→ Tarefas
1: Segundo o trecho, qual é o título do novo livro de David Gonçalves?
2: Transcreva sem nenhuma alteração as linhas dos registros desde o início até a linha que contém "point xyxy=(720,345,730,356)", inclusive.

---------- Trecho

Setembro, dia 28, Livraria o Sebo, Joinville, mais um livro de David Gonçalves no prelo. Desta vez: Algo Rói no Peito. Contos. E como sempre cirúrgicos. Na veia.

O poeta Castro Alves, em outros idos já predissera: ”Oh, Bendito quem semeia/ Livros...Livros à mão cheia.../ E manda o povo pensar!/ O livro caindo n’alma,/ É germe que faz a palma./ É Chuva que faz o mar”.

Assim é David Gonçalves, livros à mão cheia, mais de trinta obras publicadas. Contos e romances enfileirados. Ah, e contos infantis, uma
raridade na literatura brasileira. “Por Seus Olhos, Sapatos de Capim, Adorável Margarida, A mulher Barbada, A Vaca no Quarto Andar.

--------------------
---------- Dados brutos

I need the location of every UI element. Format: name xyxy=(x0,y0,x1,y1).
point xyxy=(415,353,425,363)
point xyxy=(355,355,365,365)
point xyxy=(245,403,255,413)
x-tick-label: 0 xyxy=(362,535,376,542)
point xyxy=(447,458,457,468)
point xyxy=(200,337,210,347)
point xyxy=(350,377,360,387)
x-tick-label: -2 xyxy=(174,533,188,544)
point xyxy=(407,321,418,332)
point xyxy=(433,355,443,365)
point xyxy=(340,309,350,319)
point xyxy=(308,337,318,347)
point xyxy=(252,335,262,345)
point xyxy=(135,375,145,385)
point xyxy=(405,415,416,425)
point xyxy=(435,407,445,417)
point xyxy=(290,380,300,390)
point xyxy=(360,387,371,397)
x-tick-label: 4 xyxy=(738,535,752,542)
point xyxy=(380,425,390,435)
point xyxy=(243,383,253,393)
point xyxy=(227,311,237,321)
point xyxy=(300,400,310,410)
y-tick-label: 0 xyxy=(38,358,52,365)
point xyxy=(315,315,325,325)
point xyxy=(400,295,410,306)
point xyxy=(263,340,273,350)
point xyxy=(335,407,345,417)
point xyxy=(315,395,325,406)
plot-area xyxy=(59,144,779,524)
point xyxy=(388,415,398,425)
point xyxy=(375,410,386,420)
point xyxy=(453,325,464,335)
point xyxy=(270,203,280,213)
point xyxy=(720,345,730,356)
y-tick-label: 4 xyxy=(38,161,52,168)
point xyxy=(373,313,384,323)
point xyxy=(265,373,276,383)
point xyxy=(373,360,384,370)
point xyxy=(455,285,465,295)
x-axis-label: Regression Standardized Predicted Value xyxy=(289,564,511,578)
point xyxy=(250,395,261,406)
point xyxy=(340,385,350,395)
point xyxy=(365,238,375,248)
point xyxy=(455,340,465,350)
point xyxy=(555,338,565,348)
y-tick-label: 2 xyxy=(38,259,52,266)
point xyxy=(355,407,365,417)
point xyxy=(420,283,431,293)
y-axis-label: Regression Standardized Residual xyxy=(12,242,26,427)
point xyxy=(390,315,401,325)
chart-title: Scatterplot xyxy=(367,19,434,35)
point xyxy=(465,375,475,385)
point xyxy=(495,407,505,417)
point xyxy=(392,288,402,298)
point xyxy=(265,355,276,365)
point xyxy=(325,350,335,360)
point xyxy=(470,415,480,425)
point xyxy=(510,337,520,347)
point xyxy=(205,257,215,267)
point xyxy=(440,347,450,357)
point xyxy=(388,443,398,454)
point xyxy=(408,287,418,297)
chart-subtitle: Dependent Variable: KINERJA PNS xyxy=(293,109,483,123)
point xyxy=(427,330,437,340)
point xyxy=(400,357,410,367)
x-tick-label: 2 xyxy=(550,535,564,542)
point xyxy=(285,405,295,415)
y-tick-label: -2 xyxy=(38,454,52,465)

--------------------

→ Respostas
1: Algo Rói no Peito.

2:
I need the location of every UI element. Format: name xyxy=(x0,y0,x1,y1).
point xyxy=(415,353,425,363)
point xyxy=(355,355,365,365)
point xyxy=(245,403,255,413)
x-tick-label: 0 xyxy=(362,535,376,542)
point xyxy=(447,458,457,468)
point xyxy=(200,337,210,347)
point xyxy=(350,377,360,387)
x-tick-label: -2 xyxy=(174,533,188,544)
point xyxy=(407,321,418,332)
point xyxy=(433,355,443,365)
point xyxy=(340,309,350,319)
point xyxy=(308,337,318,347)
point xyxy=(252,335,262,345)
point xyxy=(135,375,145,385)
point xyxy=(405,415,416,425)
point xyxy=(435,407,445,417)
point xyxy=(290,380,300,390)
point xyxy=(360,387,371,397)
x-tick-label: 4 xyxy=(738,535,752,542)
point xyxy=(380,425,390,435)
point xyxy=(243,383,253,393)
point xyxy=(227,311,237,321)
point xyxy=(300,400,310,410)
y-tick-label: 0 xyxy=(38,358,52,365)
point xyxy=(315,315,325,325)
point xyxy=(400,295,410,306)
point xyxy=(263,340,273,350)
point xyxy=(335,407,345,417)
point xyxy=(315,395,325,406)
plot-area xyxy=(59,144,779,524)
point xyxy=(388,415,398,425)
point xyxy=(375,410,386,420)
point xyxy=(453,325,464,335)
point xyxy=(270,203,280,213)
point xyxy=(720,345,730,356)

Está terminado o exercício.